Your objective:
Report how many lines hold the string "color". Give the number and nothing else.

(Some records)
* START *

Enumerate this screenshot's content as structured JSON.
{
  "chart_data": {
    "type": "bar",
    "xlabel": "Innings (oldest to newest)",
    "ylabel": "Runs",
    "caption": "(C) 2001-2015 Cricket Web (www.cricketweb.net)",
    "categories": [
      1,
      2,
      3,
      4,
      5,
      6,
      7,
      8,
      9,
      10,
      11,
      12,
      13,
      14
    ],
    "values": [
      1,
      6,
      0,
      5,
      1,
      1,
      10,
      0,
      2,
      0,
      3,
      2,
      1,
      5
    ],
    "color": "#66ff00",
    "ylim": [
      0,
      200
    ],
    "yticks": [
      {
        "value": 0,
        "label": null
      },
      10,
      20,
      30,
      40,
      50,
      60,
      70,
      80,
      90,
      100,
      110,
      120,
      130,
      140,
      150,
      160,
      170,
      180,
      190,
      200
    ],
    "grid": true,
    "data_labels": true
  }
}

* END *
* START *

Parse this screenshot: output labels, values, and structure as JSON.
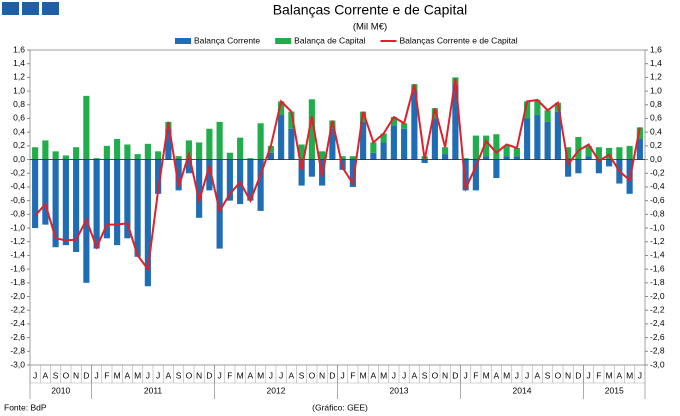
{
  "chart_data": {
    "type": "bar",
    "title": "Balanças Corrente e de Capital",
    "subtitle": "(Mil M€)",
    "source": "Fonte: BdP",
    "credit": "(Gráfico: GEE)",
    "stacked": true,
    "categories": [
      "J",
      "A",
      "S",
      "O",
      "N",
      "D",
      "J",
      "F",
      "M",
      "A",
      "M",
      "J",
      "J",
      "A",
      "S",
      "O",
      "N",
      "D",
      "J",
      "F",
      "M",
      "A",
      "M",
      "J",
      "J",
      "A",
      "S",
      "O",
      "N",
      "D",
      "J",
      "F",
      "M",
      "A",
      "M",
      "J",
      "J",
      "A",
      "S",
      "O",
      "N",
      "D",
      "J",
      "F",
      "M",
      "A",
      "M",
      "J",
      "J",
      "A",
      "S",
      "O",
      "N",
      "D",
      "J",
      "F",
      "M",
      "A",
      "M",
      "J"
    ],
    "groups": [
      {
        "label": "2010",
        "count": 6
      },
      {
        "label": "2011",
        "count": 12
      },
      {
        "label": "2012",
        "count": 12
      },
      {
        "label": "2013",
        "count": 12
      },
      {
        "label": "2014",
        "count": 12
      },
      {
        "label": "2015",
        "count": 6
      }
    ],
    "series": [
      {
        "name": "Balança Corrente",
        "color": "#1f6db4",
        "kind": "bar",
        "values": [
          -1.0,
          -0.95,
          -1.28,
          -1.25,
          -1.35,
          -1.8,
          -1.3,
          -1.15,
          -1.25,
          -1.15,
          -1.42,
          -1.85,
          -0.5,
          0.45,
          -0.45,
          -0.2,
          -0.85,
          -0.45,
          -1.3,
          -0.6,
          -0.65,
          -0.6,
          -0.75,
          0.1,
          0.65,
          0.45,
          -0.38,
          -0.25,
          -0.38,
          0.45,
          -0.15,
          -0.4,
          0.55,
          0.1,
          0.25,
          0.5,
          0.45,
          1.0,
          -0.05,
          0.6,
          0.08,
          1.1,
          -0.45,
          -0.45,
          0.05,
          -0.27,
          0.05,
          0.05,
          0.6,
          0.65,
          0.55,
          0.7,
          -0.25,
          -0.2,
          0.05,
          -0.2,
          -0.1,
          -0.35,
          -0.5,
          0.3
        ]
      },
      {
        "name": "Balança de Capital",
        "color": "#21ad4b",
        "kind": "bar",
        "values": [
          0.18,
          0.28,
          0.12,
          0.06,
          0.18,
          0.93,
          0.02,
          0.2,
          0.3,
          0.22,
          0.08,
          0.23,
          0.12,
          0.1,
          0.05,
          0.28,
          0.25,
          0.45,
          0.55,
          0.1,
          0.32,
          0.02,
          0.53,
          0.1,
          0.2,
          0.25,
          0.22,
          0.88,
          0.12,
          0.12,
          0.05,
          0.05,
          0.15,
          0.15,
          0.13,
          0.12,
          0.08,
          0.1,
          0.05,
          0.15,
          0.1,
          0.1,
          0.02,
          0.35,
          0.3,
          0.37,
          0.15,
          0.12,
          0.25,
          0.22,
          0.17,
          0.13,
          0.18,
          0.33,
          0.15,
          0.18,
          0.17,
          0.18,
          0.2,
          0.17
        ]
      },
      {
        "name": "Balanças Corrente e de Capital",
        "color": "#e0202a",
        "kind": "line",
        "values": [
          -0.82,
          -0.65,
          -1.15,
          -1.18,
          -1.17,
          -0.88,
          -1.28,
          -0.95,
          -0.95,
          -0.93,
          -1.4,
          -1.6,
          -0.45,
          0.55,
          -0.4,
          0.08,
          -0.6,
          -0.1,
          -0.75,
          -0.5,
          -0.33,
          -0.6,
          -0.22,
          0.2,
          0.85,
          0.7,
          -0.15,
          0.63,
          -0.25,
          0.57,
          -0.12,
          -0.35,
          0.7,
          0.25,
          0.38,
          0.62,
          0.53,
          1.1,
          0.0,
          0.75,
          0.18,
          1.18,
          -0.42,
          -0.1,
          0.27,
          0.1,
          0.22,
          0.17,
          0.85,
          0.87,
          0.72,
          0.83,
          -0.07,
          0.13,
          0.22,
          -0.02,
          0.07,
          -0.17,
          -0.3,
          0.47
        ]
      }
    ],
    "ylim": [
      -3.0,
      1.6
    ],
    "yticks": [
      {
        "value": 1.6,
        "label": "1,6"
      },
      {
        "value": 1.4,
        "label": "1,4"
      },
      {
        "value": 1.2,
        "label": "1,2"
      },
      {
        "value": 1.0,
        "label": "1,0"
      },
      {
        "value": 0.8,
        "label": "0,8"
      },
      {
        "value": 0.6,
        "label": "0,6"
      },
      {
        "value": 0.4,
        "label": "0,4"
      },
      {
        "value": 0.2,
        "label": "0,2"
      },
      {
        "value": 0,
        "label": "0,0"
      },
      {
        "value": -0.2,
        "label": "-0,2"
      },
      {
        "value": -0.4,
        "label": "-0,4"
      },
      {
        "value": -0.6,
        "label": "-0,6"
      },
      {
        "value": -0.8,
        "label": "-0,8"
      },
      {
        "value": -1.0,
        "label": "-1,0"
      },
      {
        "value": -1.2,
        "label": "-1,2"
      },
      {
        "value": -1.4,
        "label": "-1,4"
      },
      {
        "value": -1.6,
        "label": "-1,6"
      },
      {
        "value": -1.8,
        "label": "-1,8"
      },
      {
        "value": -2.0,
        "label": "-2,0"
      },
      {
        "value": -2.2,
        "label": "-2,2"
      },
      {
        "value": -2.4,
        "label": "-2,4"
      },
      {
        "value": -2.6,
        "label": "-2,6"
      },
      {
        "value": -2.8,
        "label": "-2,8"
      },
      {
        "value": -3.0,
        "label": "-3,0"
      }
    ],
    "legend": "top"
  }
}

* END *
* START *

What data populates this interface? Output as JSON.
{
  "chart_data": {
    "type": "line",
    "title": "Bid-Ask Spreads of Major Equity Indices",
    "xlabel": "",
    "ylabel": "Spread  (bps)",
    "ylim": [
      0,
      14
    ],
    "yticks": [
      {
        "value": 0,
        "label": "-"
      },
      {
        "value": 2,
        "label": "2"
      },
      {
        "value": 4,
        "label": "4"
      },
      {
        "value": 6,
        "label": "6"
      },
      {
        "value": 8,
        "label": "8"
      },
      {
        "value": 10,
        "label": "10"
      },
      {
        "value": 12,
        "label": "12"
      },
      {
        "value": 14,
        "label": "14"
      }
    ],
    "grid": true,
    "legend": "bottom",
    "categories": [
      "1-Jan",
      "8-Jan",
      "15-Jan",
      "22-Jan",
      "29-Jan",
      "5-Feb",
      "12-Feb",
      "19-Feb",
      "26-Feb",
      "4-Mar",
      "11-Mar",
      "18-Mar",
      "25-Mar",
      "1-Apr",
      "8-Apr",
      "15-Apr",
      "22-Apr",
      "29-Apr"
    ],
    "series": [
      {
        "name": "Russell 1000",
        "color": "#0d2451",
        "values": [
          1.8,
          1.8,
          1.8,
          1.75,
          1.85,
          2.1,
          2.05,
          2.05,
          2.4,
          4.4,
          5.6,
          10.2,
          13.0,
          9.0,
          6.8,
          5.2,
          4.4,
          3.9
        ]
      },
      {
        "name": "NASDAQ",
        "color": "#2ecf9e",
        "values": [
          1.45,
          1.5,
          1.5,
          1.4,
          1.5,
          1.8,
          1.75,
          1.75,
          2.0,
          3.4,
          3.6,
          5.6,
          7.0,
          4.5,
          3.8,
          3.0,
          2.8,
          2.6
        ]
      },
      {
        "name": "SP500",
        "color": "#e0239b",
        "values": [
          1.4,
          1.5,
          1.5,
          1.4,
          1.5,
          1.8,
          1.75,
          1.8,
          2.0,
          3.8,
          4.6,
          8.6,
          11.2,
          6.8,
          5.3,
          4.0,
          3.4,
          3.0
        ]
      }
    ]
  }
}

* END *

Complete output:
7